[What the task requires] Reproduce all of the data exactly.

[Available records]
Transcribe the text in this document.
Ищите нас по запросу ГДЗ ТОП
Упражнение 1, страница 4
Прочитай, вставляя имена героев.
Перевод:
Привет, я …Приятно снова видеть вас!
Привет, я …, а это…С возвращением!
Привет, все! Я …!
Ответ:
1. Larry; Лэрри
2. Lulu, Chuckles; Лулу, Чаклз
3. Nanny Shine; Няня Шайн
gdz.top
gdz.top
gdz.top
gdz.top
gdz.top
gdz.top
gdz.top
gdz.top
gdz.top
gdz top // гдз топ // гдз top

[In response]
Transcribe the text in this document.
Ищите нас по запросу ГДЗ ТОП
Упражнение 1, страница 4
Прочитай, вставляя имена героев.
Перевод:
Привет, я …Приятно снова видеть вас!
Привет, я …, а это…С возвращением!
Привет, все! Я …!
Ответ:
1. Larry; Лэрри
2. Lulu, Chuckles; Лулу, Чаклз
3. Nanny Shine; Няня Шайн
gdz.top
gdz.top
gdz.top
gdz.top
gdz.top
gdz.top
gdz.top
gdz.top
gdz.top
gdz top // гдз топ // гдз top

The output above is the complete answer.